MATERIAL:
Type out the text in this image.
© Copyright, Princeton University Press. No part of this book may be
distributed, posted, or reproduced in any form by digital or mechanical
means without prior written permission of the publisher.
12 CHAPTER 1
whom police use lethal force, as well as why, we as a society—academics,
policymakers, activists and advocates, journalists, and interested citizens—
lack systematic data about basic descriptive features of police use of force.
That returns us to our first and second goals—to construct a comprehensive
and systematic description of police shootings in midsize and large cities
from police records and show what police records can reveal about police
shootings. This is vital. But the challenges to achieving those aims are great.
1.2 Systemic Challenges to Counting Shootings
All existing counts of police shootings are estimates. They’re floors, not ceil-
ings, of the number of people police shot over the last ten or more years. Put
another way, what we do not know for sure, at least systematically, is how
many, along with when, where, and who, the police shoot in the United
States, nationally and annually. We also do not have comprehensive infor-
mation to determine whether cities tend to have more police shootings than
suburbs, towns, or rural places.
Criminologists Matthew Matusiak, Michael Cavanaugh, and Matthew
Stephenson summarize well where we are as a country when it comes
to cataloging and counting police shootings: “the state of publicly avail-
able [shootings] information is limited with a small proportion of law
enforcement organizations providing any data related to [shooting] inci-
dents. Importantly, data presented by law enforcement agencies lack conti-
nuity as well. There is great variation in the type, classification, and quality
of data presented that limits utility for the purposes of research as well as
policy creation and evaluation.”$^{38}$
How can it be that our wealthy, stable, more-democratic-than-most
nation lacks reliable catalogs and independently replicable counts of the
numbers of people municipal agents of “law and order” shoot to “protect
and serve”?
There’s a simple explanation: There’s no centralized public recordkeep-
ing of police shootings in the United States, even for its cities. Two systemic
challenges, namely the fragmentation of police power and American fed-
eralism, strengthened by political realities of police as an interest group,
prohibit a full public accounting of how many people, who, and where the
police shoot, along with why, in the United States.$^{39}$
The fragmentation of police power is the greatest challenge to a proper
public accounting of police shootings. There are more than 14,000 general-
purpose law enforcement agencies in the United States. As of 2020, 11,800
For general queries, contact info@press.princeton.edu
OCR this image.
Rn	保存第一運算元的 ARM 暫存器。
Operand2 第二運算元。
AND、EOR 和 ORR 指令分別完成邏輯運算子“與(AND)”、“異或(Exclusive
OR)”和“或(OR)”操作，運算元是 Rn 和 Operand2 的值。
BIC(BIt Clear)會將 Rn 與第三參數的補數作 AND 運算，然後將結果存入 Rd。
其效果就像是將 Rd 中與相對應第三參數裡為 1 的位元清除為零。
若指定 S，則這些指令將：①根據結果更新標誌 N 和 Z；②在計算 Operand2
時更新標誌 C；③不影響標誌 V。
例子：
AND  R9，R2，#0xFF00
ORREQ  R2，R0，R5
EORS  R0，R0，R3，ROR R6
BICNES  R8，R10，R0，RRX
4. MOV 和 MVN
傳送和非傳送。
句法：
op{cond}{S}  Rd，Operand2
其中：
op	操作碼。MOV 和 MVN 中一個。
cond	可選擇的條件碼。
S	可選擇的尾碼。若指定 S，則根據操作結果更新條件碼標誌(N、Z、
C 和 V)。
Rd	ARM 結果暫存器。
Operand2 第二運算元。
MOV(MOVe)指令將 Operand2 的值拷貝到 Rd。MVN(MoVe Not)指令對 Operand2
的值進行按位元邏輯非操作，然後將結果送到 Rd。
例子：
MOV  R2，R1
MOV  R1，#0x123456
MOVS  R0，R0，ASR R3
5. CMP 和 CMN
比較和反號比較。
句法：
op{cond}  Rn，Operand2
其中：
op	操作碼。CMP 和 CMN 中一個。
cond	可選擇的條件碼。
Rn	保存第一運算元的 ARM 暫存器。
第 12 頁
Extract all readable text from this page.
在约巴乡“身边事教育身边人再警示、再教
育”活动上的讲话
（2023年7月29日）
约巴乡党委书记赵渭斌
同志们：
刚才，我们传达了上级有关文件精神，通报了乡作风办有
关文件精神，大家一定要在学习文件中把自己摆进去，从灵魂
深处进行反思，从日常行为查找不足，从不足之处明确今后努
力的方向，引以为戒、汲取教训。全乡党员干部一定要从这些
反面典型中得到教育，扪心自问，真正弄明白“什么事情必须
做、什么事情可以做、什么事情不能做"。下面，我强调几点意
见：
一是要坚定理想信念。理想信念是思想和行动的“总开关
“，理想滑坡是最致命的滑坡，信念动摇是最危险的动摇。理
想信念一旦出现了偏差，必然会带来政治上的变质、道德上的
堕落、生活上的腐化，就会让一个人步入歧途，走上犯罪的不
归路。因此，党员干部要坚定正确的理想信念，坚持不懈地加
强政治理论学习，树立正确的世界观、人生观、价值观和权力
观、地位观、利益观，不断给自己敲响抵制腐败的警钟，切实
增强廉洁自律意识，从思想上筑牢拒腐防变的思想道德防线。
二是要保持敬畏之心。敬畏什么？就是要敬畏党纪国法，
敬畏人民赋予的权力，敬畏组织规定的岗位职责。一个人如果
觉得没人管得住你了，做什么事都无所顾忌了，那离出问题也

GIVEN PROBLEM: Using the records above, gather all lines where the string "from" is present.

OUTPUT FOR THIS EXERCISE:
from police records and show what police records can reveal about police
Extract all readable text from this page.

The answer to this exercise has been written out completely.